> _TASK DETAILS_
Select the lines below containing the word "Sucrose".

> _SUPPLIED MATERIAL_
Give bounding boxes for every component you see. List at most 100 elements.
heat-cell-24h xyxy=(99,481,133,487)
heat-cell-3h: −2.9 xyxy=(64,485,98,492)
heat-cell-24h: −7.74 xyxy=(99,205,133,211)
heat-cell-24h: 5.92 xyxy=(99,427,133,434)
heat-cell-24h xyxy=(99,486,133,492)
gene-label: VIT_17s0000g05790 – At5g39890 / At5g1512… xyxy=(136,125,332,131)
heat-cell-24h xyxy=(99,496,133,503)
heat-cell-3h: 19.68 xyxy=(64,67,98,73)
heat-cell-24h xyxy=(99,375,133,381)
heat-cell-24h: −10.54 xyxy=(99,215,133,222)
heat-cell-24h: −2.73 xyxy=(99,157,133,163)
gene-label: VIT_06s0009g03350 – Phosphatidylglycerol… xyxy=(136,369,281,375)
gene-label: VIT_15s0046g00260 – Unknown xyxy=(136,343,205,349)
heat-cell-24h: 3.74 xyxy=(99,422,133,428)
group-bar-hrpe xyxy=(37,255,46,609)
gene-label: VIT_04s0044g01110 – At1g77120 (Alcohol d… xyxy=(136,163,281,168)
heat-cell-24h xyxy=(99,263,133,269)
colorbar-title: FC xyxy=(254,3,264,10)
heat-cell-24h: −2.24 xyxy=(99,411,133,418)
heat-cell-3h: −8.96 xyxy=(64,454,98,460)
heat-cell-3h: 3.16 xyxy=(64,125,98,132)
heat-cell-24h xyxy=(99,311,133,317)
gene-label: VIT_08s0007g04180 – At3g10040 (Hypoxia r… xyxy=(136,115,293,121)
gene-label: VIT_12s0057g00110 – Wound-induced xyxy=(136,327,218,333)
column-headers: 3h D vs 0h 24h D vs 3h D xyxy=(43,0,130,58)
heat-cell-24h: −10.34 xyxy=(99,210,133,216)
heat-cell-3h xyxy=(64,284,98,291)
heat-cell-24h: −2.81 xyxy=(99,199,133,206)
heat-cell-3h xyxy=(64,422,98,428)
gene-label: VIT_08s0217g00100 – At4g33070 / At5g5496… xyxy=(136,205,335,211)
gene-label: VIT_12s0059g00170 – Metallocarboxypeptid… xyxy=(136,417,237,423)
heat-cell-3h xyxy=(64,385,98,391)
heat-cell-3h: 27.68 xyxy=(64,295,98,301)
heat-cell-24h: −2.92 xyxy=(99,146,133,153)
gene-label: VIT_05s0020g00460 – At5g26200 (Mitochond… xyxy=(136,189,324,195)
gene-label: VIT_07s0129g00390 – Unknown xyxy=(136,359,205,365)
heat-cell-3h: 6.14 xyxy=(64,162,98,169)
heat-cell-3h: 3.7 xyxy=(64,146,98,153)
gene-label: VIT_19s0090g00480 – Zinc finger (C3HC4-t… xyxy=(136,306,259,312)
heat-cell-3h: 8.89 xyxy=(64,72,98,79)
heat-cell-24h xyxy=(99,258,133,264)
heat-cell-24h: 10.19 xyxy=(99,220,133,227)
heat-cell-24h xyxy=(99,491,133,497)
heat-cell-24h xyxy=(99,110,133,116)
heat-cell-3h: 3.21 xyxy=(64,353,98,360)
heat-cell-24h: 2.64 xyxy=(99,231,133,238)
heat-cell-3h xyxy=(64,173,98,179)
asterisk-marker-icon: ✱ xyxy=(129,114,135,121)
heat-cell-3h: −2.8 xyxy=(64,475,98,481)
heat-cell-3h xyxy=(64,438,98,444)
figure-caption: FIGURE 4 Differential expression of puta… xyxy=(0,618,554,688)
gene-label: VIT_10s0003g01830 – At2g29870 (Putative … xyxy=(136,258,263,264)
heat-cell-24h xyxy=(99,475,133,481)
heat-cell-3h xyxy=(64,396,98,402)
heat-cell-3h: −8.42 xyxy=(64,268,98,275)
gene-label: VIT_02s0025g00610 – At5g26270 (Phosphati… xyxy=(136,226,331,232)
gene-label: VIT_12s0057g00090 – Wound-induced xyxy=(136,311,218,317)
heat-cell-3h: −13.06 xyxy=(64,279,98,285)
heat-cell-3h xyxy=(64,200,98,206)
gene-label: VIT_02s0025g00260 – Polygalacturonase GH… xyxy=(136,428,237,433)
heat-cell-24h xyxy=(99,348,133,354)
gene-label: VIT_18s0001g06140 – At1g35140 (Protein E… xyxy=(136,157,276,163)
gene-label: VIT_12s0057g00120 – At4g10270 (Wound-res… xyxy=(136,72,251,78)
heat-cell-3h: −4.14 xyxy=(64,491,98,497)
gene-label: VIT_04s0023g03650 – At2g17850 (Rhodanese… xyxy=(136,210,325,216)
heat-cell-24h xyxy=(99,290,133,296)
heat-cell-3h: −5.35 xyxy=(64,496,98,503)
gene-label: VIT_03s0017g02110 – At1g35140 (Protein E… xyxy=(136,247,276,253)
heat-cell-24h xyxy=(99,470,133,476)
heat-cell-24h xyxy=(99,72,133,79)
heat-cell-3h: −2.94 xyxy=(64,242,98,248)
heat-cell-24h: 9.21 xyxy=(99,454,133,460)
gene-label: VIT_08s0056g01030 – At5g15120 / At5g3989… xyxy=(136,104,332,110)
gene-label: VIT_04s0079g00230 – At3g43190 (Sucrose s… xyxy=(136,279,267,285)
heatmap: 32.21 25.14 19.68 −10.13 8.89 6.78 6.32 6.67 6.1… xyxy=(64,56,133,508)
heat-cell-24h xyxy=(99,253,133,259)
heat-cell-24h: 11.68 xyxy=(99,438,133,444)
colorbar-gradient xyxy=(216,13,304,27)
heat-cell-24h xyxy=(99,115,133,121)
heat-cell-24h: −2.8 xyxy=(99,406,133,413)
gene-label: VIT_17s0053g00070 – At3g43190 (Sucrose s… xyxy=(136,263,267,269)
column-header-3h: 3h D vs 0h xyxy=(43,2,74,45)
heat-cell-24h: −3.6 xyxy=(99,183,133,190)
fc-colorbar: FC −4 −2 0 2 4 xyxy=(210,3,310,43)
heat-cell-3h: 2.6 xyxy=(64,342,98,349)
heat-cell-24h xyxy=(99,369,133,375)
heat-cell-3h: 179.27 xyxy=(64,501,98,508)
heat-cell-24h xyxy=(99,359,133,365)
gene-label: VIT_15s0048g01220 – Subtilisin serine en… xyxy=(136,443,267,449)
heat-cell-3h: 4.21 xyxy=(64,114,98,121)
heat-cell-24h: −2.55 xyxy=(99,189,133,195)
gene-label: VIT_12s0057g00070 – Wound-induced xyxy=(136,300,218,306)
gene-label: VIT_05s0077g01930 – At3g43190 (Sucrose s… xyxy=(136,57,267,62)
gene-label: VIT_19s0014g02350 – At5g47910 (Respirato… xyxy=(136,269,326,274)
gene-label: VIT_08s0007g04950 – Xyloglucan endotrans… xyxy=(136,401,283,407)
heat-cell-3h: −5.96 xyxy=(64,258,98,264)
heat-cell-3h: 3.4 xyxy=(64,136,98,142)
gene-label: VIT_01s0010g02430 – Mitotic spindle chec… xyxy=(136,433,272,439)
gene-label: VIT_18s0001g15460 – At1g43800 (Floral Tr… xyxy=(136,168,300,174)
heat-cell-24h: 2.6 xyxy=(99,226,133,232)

> _SOLVED PROBLEM_
gene-label: VIT_04s0079g00230 – At3g43190 (Sucrose s… xyxy=(136,279,267,285)
gene-label: VIT_17s0053g00070 – At3g43190 (Sucrose s… xyxy=(136,263,267,269)
gene-label: VIT_05s0077g01930 – At3g43190 (Sucrose s… xyxy=(136,57,267,62)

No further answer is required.